Write out the whole listing again, exactly as given.

EXCERPTED RECORDS:
※

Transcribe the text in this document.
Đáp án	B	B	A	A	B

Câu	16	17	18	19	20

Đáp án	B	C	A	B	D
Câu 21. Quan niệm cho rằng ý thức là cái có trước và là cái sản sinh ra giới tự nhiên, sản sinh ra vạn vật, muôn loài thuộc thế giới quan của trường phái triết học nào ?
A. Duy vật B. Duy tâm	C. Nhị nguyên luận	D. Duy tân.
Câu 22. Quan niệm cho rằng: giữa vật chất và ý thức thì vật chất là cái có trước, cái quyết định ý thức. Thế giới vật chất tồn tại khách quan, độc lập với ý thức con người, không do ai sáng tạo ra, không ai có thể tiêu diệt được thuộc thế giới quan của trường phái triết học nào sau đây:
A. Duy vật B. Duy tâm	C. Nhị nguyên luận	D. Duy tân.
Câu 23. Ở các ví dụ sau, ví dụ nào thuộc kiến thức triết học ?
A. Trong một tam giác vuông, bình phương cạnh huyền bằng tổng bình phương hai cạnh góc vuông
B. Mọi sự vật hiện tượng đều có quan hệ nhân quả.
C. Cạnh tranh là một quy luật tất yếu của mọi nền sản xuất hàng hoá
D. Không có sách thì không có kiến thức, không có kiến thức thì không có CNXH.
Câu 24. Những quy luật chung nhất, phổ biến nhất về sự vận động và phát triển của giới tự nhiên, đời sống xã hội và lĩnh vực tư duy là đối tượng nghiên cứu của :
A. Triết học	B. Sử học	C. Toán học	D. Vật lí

※

SOLUTION TO THIS PROBLEM:
Transcribe the text in this document.
Đáp án	B	B	A	A	B

Câu	16	17	18	19	20

Đáp án	B	C	A	B	D
Câu 21. Quan niệm cho rằng ý thức là cái có trước và là cái sản sinh ra giới tự nhiên, sản sinh ra vạn vật, muôn loài thuộc thế giới quan của trường phái triết học nào ?
A. Duy vật B. Duy tâm	C. Nhị nguyên luận	D. Duy tân.
Câu 22. Quan niệm cho rằng: giữa vật chất và ý thức thì vật chất là cái có trước, cái quyết định ý thức. Thế giới vật chất tồn tại khách quan, độc lập với ý thức con người, không do ai sáng tạo ra, không ai có thể tiêu diệt được thuộc thế giới quan của trường phái triết học nào sau đây:
A. Duy vật B. Duy tâm	C. Nhị nguyên luận	D. Duy tân.
Câu 23. Ở các ví dụ sau, ví dụ nào thuộc kiến thức triết học ?
A. Trong một tam giác vuông, bình phương cạnh huyền bằng tổng bình phương hai cạnh góc vuông
B. Mọi sự vật hiện tượng đều có quan hệ nhân quả.
C. Cạnh tranh là một quy luật tất yếu của mọi nền sản xuất hàng hoá
D. Không có sách thì không có kiến thức, không có kiến thức thì không có CNXH.
Câu 24. Những quy luật chung nhất, phổ biến nhất về sự vận động và phát triển của giới tự nhiên, đời sống xã hội và lĩnh vực tư duy là đối tượng nghiên cứu của :
A. Triết học	B. Sử học	C. Toán học	D. Vật lí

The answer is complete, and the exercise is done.